----- Record set -----
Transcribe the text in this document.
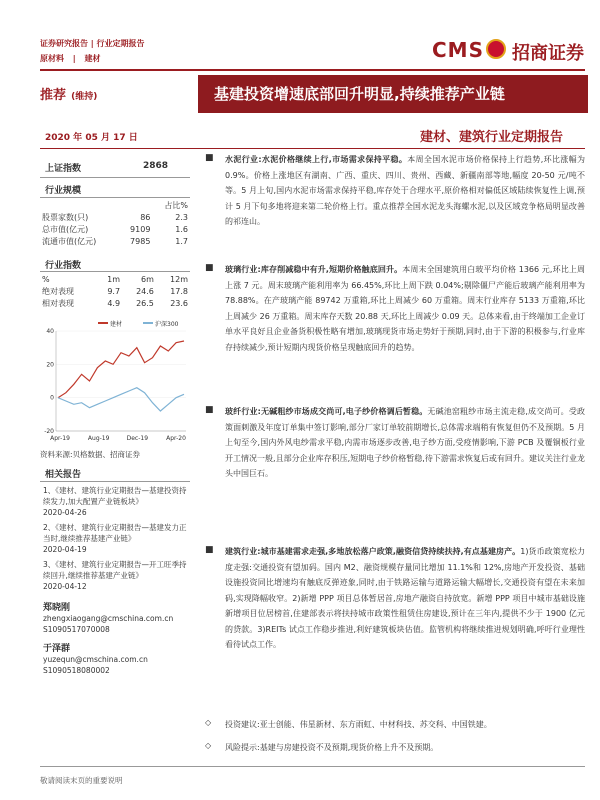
证券研究报告 | 行业定期报告
原材料 | 建材	CMS 招商证券
推荐 (维持)	基建投资增速底部回升明显,持续推荐产业链
2020 年 05 月 17 日	建材、建筑行业定期报告
上证指数	2868
行业规模
		占比%
股票家数(只)	86	2.3
总市值(亿元)	9109	1.6
流通市值(亿元)	7985	1.7
行业指数
%	1m	6m	12m
绝对表现	9.7	24.6	17.8
相对表现	4.9	26.5	23.6
建材	沪深300
40
20
0
-20
Apr-19	Aug-19	Dec-19	Apr-20
资料来源:贝格数据、招商证券
相关报告
1、《建材、建筑行业定期报告—基建投资持续发力,加大配置产业链板块》
2020-04-26
2、《建材、建筑行业定期报告—基建发力正当时,继续推荐基建产业链》
2020-04-19
3、《建材、建筑行业定期报告—开工旺季持续回升,继续推荐基建产业链》
2020-04-12
郑晓刚
zhengxiaogang@cmschina.com.cn
S1090517070008
于泽群
yuzequn@cmschina.com.cn
S1090518080002
■ 水泥行业:水泥价格继续上行,市场需求保持平稳。本周全国水泥市场价格保持上行趋势,环比涨幅为 0.9%。价格上涨地区有湖南、广西、重庆、四川、贵州、西藏、新疆南部等地,幅度 20-50 元/吨不等。5 月上旬,国内水泥市场需求保持平稳,库存处于合理水平,原价格相对偏低区域陆续恢复性上调,预计 5 月下旬多地将迎来第二轮价格上行。重点推荐全国水泥龙头海螺水泥,以及区域竞争格局明显改善的祁连山。
■ 玻璃行业:库存削减稳中有升,短期价格触底回升。本周末全国建筑用白玻平均价格 1366 元,环比上周上涨 7 元。周末玻璃产能利用率为 66.45%,环比上周下跌 0.04%;剔除僵尸产能后玻璃产能利用率为 78.88%。在产玻璃产能 89742 万重箱,环比上周减少 60 万重箱。周末行业库存 5133 万重箱,环比上周减少 26 万重箱。周末库存天数 20.88 天,环比上周减少 0.09 天。总体来看,由于终端加工企业订单水平良好且企业备货积极性略有增加,玻璃现货市场走势好于预期,同时,由于下游的积极参与,行业库存持续减少,预计短期内现货价格呈现触底回升的趋势。
■ 玻纤行业:无碱粗纱市场成交尚可,电子纱价格调后暂稳。无碱池窑粗纱市场主流走稳,成交尚可。受政策面刺激及年度订单集中签订影响,部分厂家订单较前期增长,总体需求端稍有恢复但仍不及预期。5 月上旬至今,国内外风电纱需求平稳,内需市场逐步改善,电子纱方面,受疫情影响,下游 PCB 及覆铜板行业开工情况一般,且部分企业库存积压,短期电子纱价格暂稳,待下游需求恢复后或有回升。建议关注行业龙头中国巨石。
■ 建筑行业:城市基建需求走强,多地放松落户政策,融资信贷持续扶持,有点基建房产。1)货币政策宽松力度走强:交通投资有望加码。国内 M2、融资规模存量同比增加 11.1%和 12%,房地产开发投资、基础设施投资同比增速均有触底反弹迹象,同时,由于铁路运输与道路运输大幅增长,交通投资有望在未来加码,实现降幅收窄。2)新增 PPP 项目总体暂居首,房地产融资自持放宽。新增 PPP 项目中城市基础设施新增项目位居榜首,住建部表示将扶持城市政策性租赁住房建设,预计在三年内,提供不少于 1900 亿元的贷款。3)REITs 试点工作稳步推进,利好建筑板块估值。监管机构将继续推进规划明确,呼吁行业理性看待试点工作。
◇ 投资建议:亚士创能、伟星新材、东方雨虹、中材科技、苏交科、中国铁建。
◇ 风险提示:基建与房建投资不及预期,现货价格上升不及预期。
敬请阅读末页的重要说明
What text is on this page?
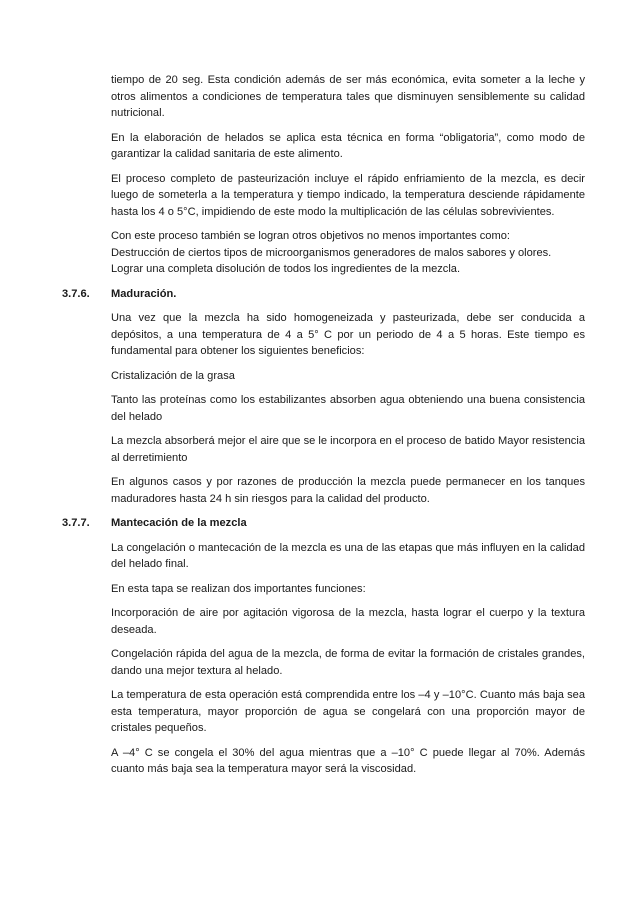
tiempo de 20 seg. Esta condición además de ser más económica, evita someter a la leche y otros alimentos a condiciones de temperatura tales que disminuyen sensiblemente su calidad nutricional.

En la elaboración de helados se aplica esta técnica en forma “obligatoria”, como modo de garantizar la calidad sanitaria de este alimento.

El proceso completo de pasteurización incluye el rápido enfriamiento de la mezcla, es decir luego de someterla a la temperatura y tiempo indicado, la temperatura desciende rápidamente hasta los 4 o 5°C, impidiendo de este modo la multiplicación de las células sobrevivientes.

Con este proceso también se logran otros objetivos no menos importantes como:

Destrucción de ciertos tipos de microorganismos generadores de malos sabores y olores.

Lograr una completa disolución de todos los ingredientes de la mezcla.

3.7.6.	Maduración.

Una vez que la mezcla ha sido homogeneizada y pasteurizada, debe ser conducida a depósitos, a una temperatura de 4 a 5° C por un periodo de 4 a 5 horas. Este tiempo es fundamental para obtener los siguientes beneficios:

Cristalización de la grasa

Tanto las proteínas como los estabilizantes absorben agua obteniendo una buena consistencia del helado

La mezcla absorberá mejor el aire que se le incorpora en el proceso de batido Mayor resistencia al derretimiento

En algunos casos y por razones de producción la mezcla puede permanecer en los tanques maduradores hasta 24 h sin riesgos para la calidad del producto.

3.7.7.	Mantecación de la mezcla

La congelación o mantecación de la mezcla es una de las etapas que más influyen en la calidad del helado final.

En esta tapa se realizan dos importantes funciones:

Incorporación de aire por agitación vigorosa de la mezcla, hasta lograr el cuerpo y la textura deseada.

Congelación rápida del agua de la mezcla, de forma de evitar la formación de cristales grandes, dando una mejor textura al helado.

La temperatura de esta operación está comprendida entre los –4 y –10°C. Cuanto más baja sea esta temperatura, mayor proporción de agua se congelará con una proporción mayor de cristales pequeños.

A –4° C se congela el 30% del agua mientras que a –10° C puede llegar al 70%. Además cuanto más baja sea la temperatura mayor será la viscosidad.
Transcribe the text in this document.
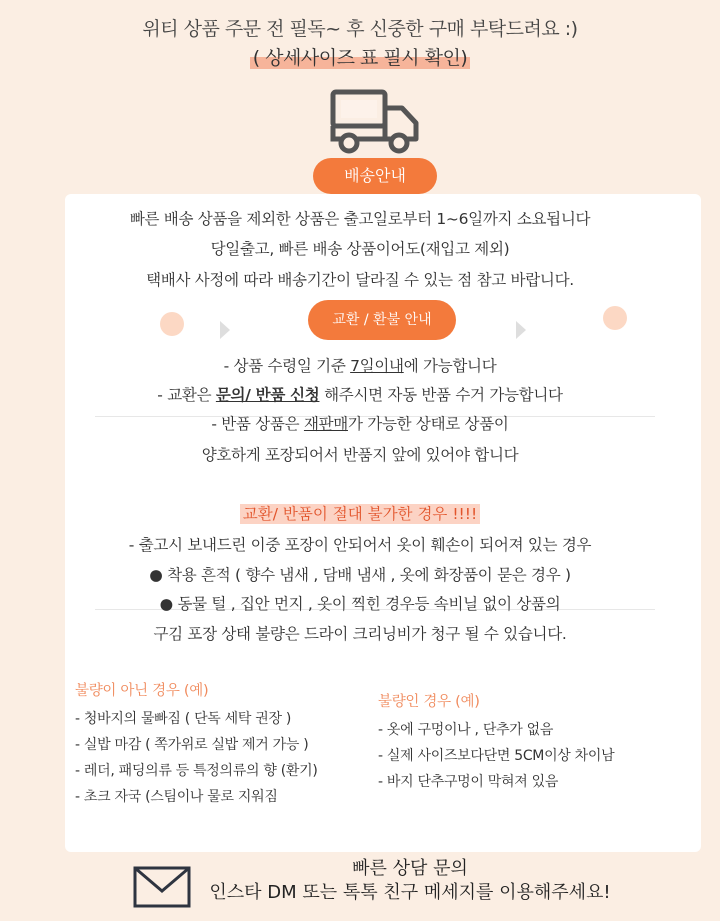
위티 상품 주문 전 필독~ 후 신중한 구매 부탁드려요 :)
( 상세사이즈 표 필시 확인)
배송안내
빠른 배송 상품을 제외한 상품은 출고일로부터 1~6일까지 소요됩니다
당일출고, 빠른 배송 상품이어도(재입고 제외)
택배사 사정에 따라 배송기간이 달라질 수 있는 점 참고 바랍니다.
교환 / 환불 안내
- 상품 수령일 기준 7일이내에 가능합니다
- 교환은 문의/ 반품 신청 해주시면 자동 반품 수거 가능합니다
- 반품 상품은 재판매가 가능한 상태로 상품이
양호하게 포장되어서 반품지 앞에 있어야 합니다
교환/ 반품이 절대 불가한 경우 !!!!
- 출고시 보내드린 이중 포장이 안되어서 옷이 훼손이 되어져 있는 경우
● 착용 흔적 ( 향수 냄새 , 담배 냄새 , 옷에 화장품이 묻은 경우 )
● 동물 털 , 집안 먼지 , 옷이 찍힌 경우등 속비닐 없이 상품의
구김 포장 상태 불량은 드라이 크리닝비가 청구 될 수 있습니다.
불량이 아닌 경우 (예)
- 청바지의 물빠짐 ( 단독 세탁 권장 )
- 실밥 마감 ( 쪽가위로 실밥 제거 가능 )
- 레더, 패딩의류 등 특정의류의 향 (환기)
- 초크 자국 (스팀이나 물로 지워짐
불량인 경우 (예)
- 옷에 구멍이나 , 단추가 없음
- 실제 사이즈보다단면 5CM이상 차이남
- 바지 단추구멍이 막혀져 있음
빠른 상담 문의
인스타 DM 또는 톡톡 친구 메세지를 이용해주세요!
-----
▸ Exercise goal:
Keep the pictures out of your copy, and repeat every entry above exactly.

▸ The completed task:
Transcribe the text in this document.
证券研究报告 | 行业定期报告
原材料 | 建材	CMS 招商证券
推荐 (维持)	基建投资增速底部回升明显,持续推荐产业链
2020 年 05 月 17 日	建材、建筑行业定期报告
上证指数	2868
行业规模
		占比%
股票家数(只)	86	2.3
总市值(亿元)	9109	1.6
流通市值(亿元)	7985	1.7
行业指数
%	1m	6m	12m
绝对表现	9.7	24.6	17.8
相对表现	4.9	26.5	23.6
建材	沪深300
40
20
0
-20
Apr-19	Aug-19	Dec-19	Apr-20
资料来源:贝格数据、招商证券
相关报告
1、《建材、建筑行业定期报告—基建投资持续发力,加大配置产业链板块》
2020-04-26
2、《建材、建筑行业定期报告—基建发力正当时,继续推荐基建产业链》
2020-04-19
3、《建材、建筑行业定期报告—开工旺季持续回升,继续推荐基建产业链》
2020-04-12
郑晓刚
zhengxiaogang@cmschina.com.cn
S1090517070008
于泽群
yuzequn@cmschina.com.cn
S1090518080002
■ 水泥行业:水泥价格继续上行,市场需求保持平稳。本周全国水泥市场价格保持上行趋势,环比涨幅为 0.9%。价格上涨地区有湖南、广西、重庆、四川、贵州、西藏、新疆南部等地,幅度 20-50 元/吨不等。5 月上旬,国内水泥市场需求保持平稳,库存处于合理水平,原价格相对偏低区域陆续恢复性上调,预计 5 月下旬多地将迎来第二轮价格上行。重点推荐全国水泥龙头海螺水泥,以及区域竞争格局明显改善的祁连山。
■ 玻璃行业:库存削减稳中有升,短期价格触底回升。本周末全国建筑用白玻平均价格 1366 元,环比上周上涨 7 元。周末玻璃产能利用率为 66.45%,环比上周下跌 0.04%;剔除僵尸产能后玻璃产能利用率为 78.88%。在产玻璃产能 89742 万重箱,环比上周减少 60 万重箱。周末行业库存 5133 万重箱,环比上周减少 26 万重箱。周末库存天数 20.88 天,环比上周减少 0.09 天。总体来看,由于终端加工企业订单水平良好且企业备货积极性略有增加,玻璃现货市场走势好于预期,同时,由于下游的积极参与,行业库存持续减少,预计短期内现货价格呈现触底回升的趋势。
■ 玻纤行业:无碱粗纱市场成交尚可,电子纱价格调后暂稳。无碱池窑粗纱市场主流走稳,成交尚可。受政策面刺激及年度订单集中签订影响,部分厂家订单较前期增长,总体需求端稍有恢复但仍不及预期。5 月上旬至今,国内外风电纱需求平稳,内需市场逐步改善,电子纱方面,受疫情影响,下游 PCB 及覆铜板行业开工情况一般,且部分企业库存积压,短期电子纱价格暂稳,待下游需求恢复后或有回升。建议关注行业龙头中国巨石。
■ 建筑行业:城市基建需求走强,多地放松落户政策,融资信贷持续扶持,有点基建房产。1)货币政策宽松力度走强:交通投资有望加码。国内 M2、融资规模存量同比增加 11.1%和 12%,房地产开发投资、基础设施投资同比增速均有触底反弹迹象,同时,由于铁路运输与道路运输大幅增长,交通投资有望在未来加码,实现降幅收窄。2)新增 PPP 项目总体暂居首,房地产融资自持放宽。新增 PPP 项目中城市基础设施新增项目位居榜首,住建部表示将扶持城市政策性租赁住房建设,预计在三年内,提供不少于 1900 亿元的贷款。3)REITs 试点工作稳步推进,利好建筑板块估值。监管机构将继续推进规划明确,呼吁行业理性看待试点工作。
◇ 投资建议:亚士创能、伟星新材、东方雨虹、中材科技、苏交科、中国铁建。
◇ 风险提示:基建与房建投资不及预期,现货价格上升不及预期。
敬请阅读末页的重要说明
What text is on this page?
tiempo de 20 seg. Esta condición además de ser más económica, evita someter a la leche y otros alimentos a condiciones de temperatura tales que disminuyen sensiblemente su calidad nutricional.

En la elaboración de helados se aplica esta técnica en forma “obligatoria”, como modo de garantizar la calidad sanitaria de este alimento.

El proceso completo de pasteurización incluye el rápido enfriamiento de la mezcla, es decir luego de someterla a la temperatura y tiempo indicado, la temperatura desciende rápidamente hasta los 4 o 5°C, impidiendo de este modo la multiplicación de las células sobrevivientes.

Con este proceso también se logran otros objetivos no menos importantes como:

Destrucción de ciertos tipos de microorganismos generadores de malos sabores y olores.

Lograr una completa disolución de todos los ingredientes de la mezcla.

3.7.6.	Maduración.

Una vez que la mezcla ha sido homogeneizada y pasteurizada, debe ser conducida a depósitos, a una temperatura de 4 a 5° C por un periodo de 4 a 5 horas. Este tiempo es fundamental para obtener los siguientes beneficios:

Cristalización de la grasa

Tanto las proteínas como los estabilizantes absorben agua obteniendo una buena consistencia del helado

La mezcla absorberá mejor el aire que se le incorpora en el proceso de batido Mayor resistencia al derretimiento

En algunos casos y por razones de producción la mezcla puede permanecer en los tanques maduradores hasta 24 h sin riesgos para la calidad del producto.

3.7.7.	Mantecación de la mezcla

La congelación o mantecación de la mezcla es una de las etapas que más influyen en la calidad del helado final.

En esta tapa se realizan dos importantes funciones:

Incorporación de aire por agitación vigorosa de la mezcla, hasta lograr el cuerpo y la textura deseada.

Congelación rápida del agua de la mezcla, de forma de evitar la formación de cristales grandes, dando una mejor textura al helado.

La temperatura de esta operación está comprendida entre los –4 y –10°C. Cuanto más baja sea esta temperatura, mayor proporción de agua se congelará con una proporción mayor de cristales pequeños.

A –4° C se congela el 30% del agua mientras que a –10° C puede llegar al 70%. Además cuanto más baja sea la temperatura mayor será la viscosidad.
Transcribe the text in this document.
위티 상품 주문 전 필독~ 후 신중한 구매 부탁드려요 :)
( 상세사이즈 표 필시 확인)
배송안내
빠른 배송 상품을 제외한 상품은 출고일로부터 1~6일까지 소요됩니다
당일출고, 빠른 배송 상품이어도(재입고 제외)
택배사 사정에 따라 배송기간이 달라질 수 있는 점 참고 바랍니다.
교환 / 환불 안내
- 상품 수령일 기준 7일이내에 가능합니다
- 교환은 문의/ 반품 신청 해주시면 자동 반품 수거 가능합니다
- 반품 상품은 재판매가 가능한 상태로 상품이
양호하게 포장되어서 반품지 앞에 있어야 합니다
교환/ 반품이 절대 불가한 경우 !!!!
- 출고시 보내드린 이중 포장이 안되어서 옷이 훼손이 되어져 있는 경우
● 착용 흔적 ( 향수 냄새 , 담배 냄새 , 옷에 화장품이 묻은 경우 )
● 동물 털 , 집안 먼지 , 옷이 찍힌 경우등 속비닐 없이 상품의
구김 포장 상태 불량은 드라이 크리닝비가 청구 될 수 있습니다.
불량이 아닌 경우 (예)
- 청바지의 물빠짐 ( 단독 세탁 권장 )
- 실밥 마감 ( 쪽가위로 실밥 제거 가능 )
- 레더, 패딩의류 등 특정의류의 향 (환기)
- 초크 자국 (스팀이나 물로 지워짐
불량인 경우 (예)
- 옷에 구멍이나 , 단추가 없음
- 실제 사이즈보다단면 5CM이상 차이남
- 바지 단추구멍이 막혀져 있음
빠른 상담 문의
인스타 DM 또는 톡톡 친구 메세지를 이용해주세요!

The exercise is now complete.